- _Exercises_
1 > Transcribe the passage of the Molly Daisy Scarpine bio between "Some of my accomplishments/" and "Dog, and Capcom.", inclusive.
2 > Answer these questions from the Molly Daisy Scarpine bio:
(a) At what age did she start Irish dancing?
(b) Which school did she join in Ventura, CA?
(c) For how many years did she work in healthcare as a pharmaceutical compounder?

Text segment section start

Molly Daisy Scarpine
Coming from a family with very strong roots in the north of Ireland, I started Irish dancing at the age of 4 years old in garden grove, CA. By 9 years of age, I became a preliminary champion and joined the Claddagh School of Irish dance in Ventura, CA. Maire had a profound influence on the development of my self discipline. It was at Claddagh where I learned how to work hard for what I wanted in life. I continued to compete at champion level until my senior year of high school and then later pursued music in bands that traveled the world.
Some of my accomplishments/ adventures are as follows; lead an entire team of 300+ taiko drummers, been the front woman of a touring punk rock band, producing & playing keyboards for a girl band, traveling the US doing Spartan races and working in healthcare as a pharmaceutical compounder for 10 years. You can hear my voice in numerous video games, animations and I’m used as an extreme vocalist to create monsters for studios like Sony PlayStation, Naughty Dog, and Capcom.

Text segment section end
Material provided section start

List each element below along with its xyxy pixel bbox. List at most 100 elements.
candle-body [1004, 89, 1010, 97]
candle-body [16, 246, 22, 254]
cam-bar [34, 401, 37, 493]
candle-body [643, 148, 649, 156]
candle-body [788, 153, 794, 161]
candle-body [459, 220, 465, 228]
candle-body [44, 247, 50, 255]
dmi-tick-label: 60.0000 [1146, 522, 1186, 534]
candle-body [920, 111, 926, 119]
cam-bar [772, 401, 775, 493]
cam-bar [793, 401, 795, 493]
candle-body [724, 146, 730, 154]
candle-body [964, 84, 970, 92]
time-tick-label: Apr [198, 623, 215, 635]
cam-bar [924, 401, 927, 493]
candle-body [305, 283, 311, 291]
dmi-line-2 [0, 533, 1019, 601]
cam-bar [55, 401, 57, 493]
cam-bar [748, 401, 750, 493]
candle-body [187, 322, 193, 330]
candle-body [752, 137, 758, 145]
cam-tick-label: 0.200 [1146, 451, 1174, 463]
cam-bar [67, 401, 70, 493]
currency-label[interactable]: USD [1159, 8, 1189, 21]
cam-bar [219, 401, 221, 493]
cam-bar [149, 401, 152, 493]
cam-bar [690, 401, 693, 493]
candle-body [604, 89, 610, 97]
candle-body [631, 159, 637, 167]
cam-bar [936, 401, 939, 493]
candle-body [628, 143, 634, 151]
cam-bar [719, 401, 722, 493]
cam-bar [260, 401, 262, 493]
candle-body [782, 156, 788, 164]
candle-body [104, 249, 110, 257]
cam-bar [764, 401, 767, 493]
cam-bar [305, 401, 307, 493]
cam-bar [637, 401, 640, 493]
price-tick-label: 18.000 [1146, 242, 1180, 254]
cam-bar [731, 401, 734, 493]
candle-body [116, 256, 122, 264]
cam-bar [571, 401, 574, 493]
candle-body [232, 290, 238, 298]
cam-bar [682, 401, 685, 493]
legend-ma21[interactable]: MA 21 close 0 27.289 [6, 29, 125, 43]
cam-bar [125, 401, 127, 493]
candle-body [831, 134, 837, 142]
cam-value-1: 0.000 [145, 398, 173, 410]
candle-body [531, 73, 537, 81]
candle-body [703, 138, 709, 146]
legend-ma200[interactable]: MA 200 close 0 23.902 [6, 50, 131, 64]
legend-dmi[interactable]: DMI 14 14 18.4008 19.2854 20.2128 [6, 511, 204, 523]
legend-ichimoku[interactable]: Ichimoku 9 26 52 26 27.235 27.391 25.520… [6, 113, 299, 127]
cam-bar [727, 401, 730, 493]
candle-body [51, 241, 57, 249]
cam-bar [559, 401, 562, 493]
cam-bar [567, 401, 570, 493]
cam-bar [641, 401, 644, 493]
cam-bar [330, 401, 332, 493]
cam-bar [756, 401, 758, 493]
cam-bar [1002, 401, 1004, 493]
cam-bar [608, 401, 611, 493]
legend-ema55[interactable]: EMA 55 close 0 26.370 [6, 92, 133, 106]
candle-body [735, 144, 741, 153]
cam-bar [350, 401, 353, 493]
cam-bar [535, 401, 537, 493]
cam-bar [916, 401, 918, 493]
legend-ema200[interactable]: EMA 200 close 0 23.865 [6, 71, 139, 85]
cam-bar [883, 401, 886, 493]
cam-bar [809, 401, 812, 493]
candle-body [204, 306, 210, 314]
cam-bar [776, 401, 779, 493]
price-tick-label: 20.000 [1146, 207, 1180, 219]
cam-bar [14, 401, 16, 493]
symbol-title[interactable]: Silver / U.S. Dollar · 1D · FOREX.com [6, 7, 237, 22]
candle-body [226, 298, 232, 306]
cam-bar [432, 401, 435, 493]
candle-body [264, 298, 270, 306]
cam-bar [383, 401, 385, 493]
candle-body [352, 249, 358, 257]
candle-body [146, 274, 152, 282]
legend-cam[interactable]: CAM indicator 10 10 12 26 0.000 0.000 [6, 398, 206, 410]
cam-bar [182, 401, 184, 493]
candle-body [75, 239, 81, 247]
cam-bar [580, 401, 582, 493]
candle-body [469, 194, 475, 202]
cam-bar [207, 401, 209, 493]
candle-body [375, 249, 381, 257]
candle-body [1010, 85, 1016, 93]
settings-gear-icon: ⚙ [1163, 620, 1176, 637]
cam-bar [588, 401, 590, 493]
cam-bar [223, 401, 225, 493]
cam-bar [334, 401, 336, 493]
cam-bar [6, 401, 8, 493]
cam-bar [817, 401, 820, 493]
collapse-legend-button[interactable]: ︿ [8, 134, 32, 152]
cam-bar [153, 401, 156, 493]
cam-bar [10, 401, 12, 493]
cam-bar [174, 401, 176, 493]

Material provided section end

- _Outputs in order_
1 >
Some of my accomplishments/ adventures are as follows; lead an entire team of 300+ taiko drummers, been the front woman of a touring punk rock band, producing & playing keyboards for a girl band, traveling the US doing Spartan races and working in healthcare as a pharmaceutical compounder for 10 years. You can hear my voice in numerous video games, animations and I’m used as an extreme vocalist to create monsters for studios like Sony PlayStation, Naughty Dog, and Capcom.

2 >
(a) 4 years old
(b) The Claddagh School of Irish dance
(c) 10 years